* WHAT NEEDS TO BE DONE *
Find the lines that contain the word "Desktop" and copy each one.

[Data entries]
+++

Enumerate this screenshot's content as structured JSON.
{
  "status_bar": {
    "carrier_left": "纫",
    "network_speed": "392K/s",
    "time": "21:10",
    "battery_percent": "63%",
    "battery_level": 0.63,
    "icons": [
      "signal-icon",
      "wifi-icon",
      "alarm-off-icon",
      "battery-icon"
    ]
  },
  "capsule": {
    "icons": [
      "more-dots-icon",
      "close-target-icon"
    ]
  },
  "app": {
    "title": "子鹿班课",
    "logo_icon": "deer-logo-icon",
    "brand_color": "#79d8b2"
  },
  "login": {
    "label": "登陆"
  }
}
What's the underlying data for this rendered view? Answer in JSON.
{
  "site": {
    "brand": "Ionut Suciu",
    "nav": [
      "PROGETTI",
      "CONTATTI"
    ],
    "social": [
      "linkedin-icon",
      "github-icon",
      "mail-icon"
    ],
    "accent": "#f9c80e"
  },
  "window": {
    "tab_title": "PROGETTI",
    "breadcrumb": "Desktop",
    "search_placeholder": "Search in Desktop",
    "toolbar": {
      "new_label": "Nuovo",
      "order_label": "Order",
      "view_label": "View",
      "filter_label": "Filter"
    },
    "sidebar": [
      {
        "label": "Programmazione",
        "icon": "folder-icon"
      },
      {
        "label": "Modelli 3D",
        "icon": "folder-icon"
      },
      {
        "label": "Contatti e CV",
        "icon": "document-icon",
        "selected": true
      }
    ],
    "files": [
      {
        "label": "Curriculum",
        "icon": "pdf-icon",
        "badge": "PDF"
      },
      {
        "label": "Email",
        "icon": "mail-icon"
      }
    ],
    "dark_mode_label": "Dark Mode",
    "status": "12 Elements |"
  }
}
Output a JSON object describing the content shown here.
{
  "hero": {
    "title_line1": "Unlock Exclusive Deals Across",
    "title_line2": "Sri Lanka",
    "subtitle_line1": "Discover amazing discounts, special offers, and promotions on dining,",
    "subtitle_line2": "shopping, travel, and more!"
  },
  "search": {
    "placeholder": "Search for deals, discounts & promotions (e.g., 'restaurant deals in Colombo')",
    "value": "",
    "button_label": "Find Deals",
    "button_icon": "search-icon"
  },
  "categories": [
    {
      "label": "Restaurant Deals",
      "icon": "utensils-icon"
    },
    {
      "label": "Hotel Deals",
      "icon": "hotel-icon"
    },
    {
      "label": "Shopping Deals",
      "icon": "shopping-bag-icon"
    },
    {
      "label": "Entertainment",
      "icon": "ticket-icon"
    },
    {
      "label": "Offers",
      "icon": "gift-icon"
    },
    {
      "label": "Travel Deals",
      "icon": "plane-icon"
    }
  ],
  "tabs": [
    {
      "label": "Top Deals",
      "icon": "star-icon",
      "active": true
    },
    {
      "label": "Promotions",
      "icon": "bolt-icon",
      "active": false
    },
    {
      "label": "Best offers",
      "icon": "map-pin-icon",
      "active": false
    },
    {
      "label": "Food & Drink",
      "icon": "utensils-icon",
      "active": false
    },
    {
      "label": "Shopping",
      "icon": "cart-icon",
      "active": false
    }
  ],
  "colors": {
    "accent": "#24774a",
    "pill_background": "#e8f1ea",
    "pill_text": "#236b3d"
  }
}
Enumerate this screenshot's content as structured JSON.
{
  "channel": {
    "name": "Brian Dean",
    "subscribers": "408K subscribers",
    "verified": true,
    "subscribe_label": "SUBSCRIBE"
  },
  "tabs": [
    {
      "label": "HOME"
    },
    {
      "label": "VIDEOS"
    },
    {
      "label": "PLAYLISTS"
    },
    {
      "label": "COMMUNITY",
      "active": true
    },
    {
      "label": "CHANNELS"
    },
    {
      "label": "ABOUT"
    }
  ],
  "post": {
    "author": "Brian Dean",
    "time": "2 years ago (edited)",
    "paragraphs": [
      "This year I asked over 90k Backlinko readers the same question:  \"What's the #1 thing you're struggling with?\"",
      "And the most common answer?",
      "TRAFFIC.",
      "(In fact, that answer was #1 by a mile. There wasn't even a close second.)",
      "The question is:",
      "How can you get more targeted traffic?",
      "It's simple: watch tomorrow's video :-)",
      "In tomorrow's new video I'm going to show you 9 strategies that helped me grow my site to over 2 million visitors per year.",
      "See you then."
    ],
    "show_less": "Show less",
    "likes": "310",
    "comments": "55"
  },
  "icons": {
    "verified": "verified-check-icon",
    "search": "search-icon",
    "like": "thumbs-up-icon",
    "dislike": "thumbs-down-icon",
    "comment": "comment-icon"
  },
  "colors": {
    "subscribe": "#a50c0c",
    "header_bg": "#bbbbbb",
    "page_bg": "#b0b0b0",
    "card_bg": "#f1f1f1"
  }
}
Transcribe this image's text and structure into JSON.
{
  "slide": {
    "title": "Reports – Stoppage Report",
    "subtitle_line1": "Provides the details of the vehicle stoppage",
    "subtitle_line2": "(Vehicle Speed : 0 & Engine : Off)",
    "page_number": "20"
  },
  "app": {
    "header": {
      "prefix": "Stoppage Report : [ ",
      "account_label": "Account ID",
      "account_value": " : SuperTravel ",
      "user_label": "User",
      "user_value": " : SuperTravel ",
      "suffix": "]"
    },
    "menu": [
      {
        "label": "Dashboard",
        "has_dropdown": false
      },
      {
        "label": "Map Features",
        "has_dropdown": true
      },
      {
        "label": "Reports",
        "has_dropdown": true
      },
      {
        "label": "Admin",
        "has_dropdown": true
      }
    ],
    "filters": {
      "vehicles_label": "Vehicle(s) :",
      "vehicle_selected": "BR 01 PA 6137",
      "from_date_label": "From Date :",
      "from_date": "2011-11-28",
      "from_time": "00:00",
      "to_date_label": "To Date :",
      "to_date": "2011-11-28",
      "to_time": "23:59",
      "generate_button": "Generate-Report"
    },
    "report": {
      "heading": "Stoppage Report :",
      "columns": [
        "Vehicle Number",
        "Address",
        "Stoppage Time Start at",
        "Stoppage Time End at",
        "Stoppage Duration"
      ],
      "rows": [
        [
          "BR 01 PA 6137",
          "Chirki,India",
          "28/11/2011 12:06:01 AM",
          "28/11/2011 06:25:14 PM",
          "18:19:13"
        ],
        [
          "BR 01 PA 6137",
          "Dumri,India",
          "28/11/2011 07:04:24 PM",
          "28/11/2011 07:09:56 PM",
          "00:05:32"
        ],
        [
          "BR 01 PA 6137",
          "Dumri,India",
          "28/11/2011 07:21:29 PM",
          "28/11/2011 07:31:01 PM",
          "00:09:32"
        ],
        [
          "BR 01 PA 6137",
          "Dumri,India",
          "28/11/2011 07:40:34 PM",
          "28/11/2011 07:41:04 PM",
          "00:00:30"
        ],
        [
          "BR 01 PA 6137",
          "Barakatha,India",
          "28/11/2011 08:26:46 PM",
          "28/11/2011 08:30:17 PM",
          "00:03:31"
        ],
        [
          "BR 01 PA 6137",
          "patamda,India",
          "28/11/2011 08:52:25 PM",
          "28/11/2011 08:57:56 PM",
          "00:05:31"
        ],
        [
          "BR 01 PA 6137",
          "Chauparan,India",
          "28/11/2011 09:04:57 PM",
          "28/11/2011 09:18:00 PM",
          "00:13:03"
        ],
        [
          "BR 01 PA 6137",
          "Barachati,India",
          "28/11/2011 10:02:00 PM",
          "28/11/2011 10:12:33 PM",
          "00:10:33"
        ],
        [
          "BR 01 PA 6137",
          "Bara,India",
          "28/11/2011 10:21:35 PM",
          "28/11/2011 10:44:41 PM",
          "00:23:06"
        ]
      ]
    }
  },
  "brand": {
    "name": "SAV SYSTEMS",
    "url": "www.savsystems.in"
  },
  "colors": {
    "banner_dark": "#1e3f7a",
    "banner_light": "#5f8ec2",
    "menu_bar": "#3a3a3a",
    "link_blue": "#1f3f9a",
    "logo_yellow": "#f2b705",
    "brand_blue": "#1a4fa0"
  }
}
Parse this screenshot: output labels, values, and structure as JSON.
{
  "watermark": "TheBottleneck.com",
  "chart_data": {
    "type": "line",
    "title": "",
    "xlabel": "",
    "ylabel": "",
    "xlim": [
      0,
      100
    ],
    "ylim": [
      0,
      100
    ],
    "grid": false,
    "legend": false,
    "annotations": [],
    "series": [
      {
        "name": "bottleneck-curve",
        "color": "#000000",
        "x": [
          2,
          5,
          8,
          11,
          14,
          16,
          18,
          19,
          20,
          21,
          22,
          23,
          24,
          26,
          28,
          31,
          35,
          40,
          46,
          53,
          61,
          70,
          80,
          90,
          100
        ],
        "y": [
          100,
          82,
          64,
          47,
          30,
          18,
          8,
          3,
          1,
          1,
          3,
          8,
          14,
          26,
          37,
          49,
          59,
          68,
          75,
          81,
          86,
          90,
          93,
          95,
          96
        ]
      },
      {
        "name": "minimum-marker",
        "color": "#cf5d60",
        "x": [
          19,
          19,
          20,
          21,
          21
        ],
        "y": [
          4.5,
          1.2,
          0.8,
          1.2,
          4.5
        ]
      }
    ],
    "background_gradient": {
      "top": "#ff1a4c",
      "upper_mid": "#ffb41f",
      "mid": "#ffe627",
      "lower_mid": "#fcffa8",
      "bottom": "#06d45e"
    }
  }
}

+++

* SOLUTION *
    "breadcrumb": "Desktop",
    "search_placeholder": "Search in Desktop",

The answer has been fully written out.